(Dataset entries)

[start]

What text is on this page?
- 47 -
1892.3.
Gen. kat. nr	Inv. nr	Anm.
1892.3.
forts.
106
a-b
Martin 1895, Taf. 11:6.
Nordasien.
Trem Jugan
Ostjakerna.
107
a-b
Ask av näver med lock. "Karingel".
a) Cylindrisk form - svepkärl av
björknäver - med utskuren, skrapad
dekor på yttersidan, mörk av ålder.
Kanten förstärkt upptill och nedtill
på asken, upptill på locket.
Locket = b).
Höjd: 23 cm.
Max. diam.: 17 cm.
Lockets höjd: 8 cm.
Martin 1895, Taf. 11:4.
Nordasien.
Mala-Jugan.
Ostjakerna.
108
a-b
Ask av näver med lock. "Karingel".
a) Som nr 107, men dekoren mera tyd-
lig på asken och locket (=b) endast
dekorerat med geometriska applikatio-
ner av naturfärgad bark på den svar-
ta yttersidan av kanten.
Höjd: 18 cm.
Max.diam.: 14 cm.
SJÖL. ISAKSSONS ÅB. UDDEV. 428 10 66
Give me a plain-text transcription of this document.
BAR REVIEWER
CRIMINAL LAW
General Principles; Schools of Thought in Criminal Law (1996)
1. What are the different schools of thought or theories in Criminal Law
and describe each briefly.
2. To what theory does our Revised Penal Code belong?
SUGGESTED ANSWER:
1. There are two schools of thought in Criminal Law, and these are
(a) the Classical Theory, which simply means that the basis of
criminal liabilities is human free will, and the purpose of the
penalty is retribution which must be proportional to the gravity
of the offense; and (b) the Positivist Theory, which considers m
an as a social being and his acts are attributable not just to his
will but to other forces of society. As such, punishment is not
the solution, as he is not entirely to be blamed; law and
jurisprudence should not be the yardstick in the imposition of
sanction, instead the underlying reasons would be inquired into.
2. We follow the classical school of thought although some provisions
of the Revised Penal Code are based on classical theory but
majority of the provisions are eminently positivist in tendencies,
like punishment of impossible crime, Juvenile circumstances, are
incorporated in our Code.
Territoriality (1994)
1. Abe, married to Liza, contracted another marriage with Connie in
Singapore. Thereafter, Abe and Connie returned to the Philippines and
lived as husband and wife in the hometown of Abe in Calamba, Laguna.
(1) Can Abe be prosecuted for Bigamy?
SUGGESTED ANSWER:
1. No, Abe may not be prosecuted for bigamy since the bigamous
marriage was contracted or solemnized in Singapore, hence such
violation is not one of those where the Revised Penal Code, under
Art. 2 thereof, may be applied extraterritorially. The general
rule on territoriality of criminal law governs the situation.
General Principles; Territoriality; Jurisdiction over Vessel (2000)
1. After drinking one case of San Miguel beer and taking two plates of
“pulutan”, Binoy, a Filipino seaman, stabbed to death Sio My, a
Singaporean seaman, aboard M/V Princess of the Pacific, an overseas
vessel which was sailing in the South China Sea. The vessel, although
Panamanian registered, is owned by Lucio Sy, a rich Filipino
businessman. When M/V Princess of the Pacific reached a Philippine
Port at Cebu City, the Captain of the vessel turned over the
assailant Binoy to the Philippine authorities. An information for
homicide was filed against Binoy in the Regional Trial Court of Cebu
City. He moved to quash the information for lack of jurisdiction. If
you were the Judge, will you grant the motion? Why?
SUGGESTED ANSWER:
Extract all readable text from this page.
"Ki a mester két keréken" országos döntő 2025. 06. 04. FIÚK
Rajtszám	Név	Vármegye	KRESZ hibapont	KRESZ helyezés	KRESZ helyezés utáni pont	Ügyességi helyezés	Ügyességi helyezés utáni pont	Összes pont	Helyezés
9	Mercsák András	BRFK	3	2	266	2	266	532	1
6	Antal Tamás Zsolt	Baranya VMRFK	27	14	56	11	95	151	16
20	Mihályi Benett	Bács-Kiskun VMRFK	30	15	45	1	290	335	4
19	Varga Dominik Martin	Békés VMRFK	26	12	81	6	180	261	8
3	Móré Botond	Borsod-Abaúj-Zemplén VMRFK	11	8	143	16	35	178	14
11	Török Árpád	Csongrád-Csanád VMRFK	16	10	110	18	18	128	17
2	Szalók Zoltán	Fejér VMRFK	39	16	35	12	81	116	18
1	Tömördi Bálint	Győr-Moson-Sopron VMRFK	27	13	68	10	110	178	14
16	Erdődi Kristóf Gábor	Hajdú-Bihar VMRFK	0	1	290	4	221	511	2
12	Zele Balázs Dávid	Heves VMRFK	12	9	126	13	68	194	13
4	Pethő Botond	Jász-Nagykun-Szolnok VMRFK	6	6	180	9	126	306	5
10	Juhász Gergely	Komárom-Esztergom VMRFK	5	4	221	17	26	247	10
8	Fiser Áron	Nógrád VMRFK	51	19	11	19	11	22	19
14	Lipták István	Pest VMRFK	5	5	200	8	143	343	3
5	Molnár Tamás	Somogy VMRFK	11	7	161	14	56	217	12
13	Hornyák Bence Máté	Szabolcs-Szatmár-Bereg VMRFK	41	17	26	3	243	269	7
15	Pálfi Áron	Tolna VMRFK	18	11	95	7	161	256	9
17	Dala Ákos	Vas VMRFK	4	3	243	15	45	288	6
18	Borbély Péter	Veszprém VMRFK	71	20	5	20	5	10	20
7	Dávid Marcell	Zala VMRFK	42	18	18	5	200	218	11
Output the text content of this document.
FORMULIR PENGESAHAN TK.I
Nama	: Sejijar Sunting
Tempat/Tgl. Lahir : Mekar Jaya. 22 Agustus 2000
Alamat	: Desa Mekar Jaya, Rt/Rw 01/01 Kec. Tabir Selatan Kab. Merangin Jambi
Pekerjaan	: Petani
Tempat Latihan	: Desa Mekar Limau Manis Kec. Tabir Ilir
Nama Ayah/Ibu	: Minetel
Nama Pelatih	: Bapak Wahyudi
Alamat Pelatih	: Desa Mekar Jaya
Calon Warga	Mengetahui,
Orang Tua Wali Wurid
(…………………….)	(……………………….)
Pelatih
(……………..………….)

[end]

WRITTEN TASK: Output only the lines from the one holding "Output the text content of this document." through the last line above, exactly as they appear.

COMPLETE OUTPUT:
Output the text content of this document.
FORMULIR PENGESAHAN TK.I
Nama	: Sejijar Sunting
Tempat/Tgl. Lahir : Mekar Jaya. 22 Agustus 2000
Alamat	: Desa Mekar Jaya, Rt/Rw 01/01 Kec. Tabir Selatan Kab. Merangin Jambi
Pekerjaan	: Petani
Tempat Latihan	: Desa Mekar Limau Manis Kec. Tabir Ilir
Nama Ayah/Ibu	: Minetel
Nama Pelatih	: Bapak Wahyudi
Alamat Pelatih	: Desa Mekar Jaya
Calon Warga	Mengetahui,
Orang Tua Wali Wurid
(…………………….)	(……………………….)
Pelatih
(……………..………….)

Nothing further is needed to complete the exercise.